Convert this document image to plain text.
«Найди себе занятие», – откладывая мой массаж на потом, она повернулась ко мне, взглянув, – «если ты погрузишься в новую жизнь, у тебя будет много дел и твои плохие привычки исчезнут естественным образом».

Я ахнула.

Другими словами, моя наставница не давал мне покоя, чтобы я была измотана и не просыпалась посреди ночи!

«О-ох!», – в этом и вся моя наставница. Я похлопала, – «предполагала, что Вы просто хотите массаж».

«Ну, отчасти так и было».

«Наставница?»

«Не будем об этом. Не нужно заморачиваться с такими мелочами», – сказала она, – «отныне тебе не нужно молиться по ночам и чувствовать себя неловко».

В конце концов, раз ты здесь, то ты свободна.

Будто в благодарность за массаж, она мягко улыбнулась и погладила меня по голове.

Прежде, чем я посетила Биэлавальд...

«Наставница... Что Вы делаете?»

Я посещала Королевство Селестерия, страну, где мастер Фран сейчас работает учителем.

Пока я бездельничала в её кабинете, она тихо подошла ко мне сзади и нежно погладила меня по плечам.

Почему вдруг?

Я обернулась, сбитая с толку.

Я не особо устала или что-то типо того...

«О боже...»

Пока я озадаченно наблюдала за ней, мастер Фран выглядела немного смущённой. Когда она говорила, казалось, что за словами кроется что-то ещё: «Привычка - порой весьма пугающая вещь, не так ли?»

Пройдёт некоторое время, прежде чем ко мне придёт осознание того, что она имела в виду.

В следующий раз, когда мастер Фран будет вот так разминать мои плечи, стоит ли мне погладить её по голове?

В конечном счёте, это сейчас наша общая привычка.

= = = =

Exercise task: Return the listing above in full, character for character.

Full solution:
Convert this document image to plain text.
«Найди себе занятие», – откладывая мой массаж на потом, она повернулась ко мне, взглянув, – «если ты погрузишься в новую жизнь, у тебя будет много дел и твои плохие привычки исчезнут естественным образом».

Я ахнула.

Другими словами, моя наставница не давал мне покоя, чтобы я была измотана и не просыпалась посреди ночи!

«О-ох!», – в этом и вся моя наставница. Я похлопала, – «предполагала, что Вы просто хотите массаж».

«Ну, отчасти так и было».

«Наставница?»

«Не будем об этом. Не нужно заморачиваться с такими мелочами», – сказала она, – «отныне тебе не нужно молиться по ночам и чувствовать себя неловко».

В конце концов, раз ты здесь, то ты свободна.

Будто в благодарность за массаж, она мягко улыбнулась и погладила меня по голове.

Прежде, чем я посетила Биэлавальд...

«Наставница... Что Вы делаете?»

Я посещала Королевство Селестерия, страну, где мастер Фран сейчас работает учителем.

Пока я бездельничала в её кабинете, она тихо подошла ко мне сзади и нежно погладила меня по плечам.

Почему вдруг?

Я обернулась, сбитая с толку.

Я не особо устала или что-то типо того...

«О боже...»

Пока я озадаченно наблюдала за ней, мастер Фран выглядела немного смущённой. Когда она говорила, казалось, что за словами кроется что-то ещё: «Привычка - порой весьма пугающая вещь, не так ли?»

Пройдёт некоторое время, прежде чем ко мне придёт осознание того, что она имела в виду.

В следующий раз, когда мастер Фран будет вот так разминать мои плечи, стоит ли мне погладить её по голове?

В конечном счёте, это сейчас наша общая привычка.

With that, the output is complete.